## WHAT YOU HAVE TO DO:
Go through the listing and pick out each line with the word "Wangchen" in it.

## GIVEN RECORDS:
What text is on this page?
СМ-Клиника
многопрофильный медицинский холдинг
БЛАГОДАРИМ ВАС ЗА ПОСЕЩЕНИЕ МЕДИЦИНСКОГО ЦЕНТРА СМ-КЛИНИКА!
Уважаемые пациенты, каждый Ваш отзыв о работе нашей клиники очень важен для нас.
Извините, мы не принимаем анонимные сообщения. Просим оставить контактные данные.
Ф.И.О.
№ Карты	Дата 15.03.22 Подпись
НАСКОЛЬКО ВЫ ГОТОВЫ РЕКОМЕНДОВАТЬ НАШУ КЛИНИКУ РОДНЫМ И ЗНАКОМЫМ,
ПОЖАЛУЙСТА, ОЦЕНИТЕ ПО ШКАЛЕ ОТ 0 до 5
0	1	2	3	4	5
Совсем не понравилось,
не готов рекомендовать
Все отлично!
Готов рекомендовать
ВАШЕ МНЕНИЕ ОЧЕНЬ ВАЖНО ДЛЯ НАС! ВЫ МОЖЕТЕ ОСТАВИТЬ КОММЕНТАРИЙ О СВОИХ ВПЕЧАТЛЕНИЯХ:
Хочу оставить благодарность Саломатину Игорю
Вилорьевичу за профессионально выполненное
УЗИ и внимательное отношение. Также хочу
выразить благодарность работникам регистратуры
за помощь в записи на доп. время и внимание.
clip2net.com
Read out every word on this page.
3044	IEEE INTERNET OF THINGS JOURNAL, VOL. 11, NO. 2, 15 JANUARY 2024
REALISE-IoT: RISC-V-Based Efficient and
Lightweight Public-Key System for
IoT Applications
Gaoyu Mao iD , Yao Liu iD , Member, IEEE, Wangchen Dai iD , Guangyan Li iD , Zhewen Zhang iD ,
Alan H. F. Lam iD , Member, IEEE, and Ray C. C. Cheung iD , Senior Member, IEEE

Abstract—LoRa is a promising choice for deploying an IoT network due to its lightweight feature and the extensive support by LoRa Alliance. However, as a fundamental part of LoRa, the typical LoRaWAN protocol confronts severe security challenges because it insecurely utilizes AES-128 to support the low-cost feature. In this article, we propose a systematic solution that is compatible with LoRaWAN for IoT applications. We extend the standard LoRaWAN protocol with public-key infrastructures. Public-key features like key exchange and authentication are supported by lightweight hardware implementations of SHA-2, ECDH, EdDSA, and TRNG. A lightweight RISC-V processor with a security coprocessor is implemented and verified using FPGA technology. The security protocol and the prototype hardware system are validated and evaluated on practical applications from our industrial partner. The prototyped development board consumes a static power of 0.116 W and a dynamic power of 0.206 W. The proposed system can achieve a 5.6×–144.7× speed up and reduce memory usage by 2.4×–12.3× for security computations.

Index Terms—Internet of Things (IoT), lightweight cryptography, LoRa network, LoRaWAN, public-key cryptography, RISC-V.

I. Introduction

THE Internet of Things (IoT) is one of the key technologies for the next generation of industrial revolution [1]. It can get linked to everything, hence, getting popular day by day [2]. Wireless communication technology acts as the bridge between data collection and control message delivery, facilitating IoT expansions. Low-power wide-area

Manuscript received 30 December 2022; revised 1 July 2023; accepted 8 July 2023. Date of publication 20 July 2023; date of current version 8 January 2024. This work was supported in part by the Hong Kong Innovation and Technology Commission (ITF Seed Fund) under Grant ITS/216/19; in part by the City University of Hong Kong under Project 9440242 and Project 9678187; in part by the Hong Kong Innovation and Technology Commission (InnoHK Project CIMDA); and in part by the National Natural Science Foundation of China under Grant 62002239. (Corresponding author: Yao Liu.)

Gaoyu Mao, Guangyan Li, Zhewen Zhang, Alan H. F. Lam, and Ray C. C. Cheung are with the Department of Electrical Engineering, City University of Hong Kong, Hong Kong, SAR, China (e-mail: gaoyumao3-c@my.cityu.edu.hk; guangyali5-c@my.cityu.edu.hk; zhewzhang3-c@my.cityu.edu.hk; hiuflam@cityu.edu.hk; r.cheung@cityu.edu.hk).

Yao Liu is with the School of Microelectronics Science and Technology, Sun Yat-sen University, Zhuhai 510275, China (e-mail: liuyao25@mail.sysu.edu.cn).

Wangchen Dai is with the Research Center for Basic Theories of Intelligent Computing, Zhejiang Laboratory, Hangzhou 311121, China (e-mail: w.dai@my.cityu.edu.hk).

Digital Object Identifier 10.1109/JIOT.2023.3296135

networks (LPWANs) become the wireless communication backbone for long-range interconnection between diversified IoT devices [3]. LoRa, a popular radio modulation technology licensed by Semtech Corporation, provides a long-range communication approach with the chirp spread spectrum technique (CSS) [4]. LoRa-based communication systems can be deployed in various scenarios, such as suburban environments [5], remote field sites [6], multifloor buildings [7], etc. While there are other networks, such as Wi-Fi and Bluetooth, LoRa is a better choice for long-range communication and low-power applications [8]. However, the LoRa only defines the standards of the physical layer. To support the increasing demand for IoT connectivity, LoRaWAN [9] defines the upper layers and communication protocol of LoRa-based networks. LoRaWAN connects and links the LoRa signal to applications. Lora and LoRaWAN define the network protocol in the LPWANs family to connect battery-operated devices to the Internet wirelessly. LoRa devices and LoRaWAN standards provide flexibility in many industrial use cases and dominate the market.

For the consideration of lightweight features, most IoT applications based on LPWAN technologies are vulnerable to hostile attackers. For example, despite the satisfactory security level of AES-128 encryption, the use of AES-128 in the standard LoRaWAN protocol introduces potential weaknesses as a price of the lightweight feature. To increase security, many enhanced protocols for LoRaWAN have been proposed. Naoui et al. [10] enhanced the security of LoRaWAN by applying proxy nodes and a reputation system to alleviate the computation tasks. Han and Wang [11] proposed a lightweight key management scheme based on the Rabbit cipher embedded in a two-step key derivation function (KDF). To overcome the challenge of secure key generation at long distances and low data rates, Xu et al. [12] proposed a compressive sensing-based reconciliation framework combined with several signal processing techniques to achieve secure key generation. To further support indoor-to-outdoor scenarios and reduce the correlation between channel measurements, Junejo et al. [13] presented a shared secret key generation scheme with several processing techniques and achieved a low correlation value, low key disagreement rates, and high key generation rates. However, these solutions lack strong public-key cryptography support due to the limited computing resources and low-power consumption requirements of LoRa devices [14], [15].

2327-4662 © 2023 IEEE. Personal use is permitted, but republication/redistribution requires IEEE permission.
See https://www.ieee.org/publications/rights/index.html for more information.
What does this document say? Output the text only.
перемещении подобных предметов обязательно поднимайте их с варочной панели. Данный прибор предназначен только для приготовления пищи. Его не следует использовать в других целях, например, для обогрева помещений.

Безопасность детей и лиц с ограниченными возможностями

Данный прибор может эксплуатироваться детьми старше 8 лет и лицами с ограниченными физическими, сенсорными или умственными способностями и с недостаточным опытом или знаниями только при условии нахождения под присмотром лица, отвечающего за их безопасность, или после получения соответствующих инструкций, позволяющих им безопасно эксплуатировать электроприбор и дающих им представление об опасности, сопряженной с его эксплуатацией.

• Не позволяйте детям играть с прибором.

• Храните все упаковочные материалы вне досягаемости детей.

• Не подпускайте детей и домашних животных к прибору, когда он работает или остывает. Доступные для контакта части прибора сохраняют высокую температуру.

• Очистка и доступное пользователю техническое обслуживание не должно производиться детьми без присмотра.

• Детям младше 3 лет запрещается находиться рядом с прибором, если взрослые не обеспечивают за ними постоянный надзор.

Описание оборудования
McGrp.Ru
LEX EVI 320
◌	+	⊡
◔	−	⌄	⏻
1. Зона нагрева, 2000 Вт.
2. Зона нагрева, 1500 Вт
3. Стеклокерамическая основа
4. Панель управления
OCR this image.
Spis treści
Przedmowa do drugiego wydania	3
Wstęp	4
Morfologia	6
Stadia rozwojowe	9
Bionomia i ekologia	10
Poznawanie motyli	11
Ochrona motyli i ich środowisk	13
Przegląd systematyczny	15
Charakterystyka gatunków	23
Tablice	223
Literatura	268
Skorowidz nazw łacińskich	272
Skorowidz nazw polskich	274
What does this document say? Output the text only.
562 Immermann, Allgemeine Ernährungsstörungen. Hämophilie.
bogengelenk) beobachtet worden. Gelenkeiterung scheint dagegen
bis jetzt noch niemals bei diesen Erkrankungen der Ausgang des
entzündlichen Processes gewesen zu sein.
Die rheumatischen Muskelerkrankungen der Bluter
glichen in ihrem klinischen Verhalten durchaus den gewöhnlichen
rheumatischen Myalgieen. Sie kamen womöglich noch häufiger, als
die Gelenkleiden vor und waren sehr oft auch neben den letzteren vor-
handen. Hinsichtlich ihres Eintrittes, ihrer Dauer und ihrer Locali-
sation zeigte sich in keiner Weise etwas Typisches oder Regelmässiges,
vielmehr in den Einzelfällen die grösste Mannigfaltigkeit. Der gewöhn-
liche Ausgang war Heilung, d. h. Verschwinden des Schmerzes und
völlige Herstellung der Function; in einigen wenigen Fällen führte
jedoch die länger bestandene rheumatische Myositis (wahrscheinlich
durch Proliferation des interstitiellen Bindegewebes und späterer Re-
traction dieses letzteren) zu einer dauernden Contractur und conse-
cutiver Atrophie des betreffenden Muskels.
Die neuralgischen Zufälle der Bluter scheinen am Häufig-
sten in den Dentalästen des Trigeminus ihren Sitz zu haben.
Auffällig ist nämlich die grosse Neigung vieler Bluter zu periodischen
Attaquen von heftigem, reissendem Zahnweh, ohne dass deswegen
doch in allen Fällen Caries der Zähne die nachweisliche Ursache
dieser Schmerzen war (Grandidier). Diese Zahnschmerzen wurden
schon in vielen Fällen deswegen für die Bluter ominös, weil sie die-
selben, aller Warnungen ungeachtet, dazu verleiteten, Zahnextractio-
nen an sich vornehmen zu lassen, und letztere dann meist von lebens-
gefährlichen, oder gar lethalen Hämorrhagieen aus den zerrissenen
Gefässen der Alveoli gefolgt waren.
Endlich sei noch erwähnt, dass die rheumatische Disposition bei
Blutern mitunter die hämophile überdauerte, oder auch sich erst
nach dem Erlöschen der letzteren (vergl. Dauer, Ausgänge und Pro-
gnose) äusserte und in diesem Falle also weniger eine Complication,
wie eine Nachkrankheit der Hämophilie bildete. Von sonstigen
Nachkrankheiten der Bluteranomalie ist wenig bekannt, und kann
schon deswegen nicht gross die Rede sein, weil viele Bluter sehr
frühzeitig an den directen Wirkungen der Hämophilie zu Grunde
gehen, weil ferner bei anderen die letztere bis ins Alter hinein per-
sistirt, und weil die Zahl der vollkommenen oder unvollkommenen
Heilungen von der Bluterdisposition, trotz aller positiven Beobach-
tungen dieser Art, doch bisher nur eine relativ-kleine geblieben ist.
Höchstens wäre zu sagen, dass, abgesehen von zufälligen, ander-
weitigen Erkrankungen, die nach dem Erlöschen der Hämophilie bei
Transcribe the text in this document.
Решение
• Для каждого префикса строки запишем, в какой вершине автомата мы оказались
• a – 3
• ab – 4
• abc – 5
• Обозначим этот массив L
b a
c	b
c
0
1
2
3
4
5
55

## OUTPUT FOR THIS TASK:
Gaoyu Mao iD , Yao Liu iD , Member, IEEE, Wangchen Dai iD , Guangyan Li iD , Zhewen Zhang iD ,
Wangchen Dai is with the Research Center for Basic Theories of Intelligent Computing, Zhejiang Laboratory, Hangzhou 311121, China (e-mail: w.dai@my.cityu.edu.hk).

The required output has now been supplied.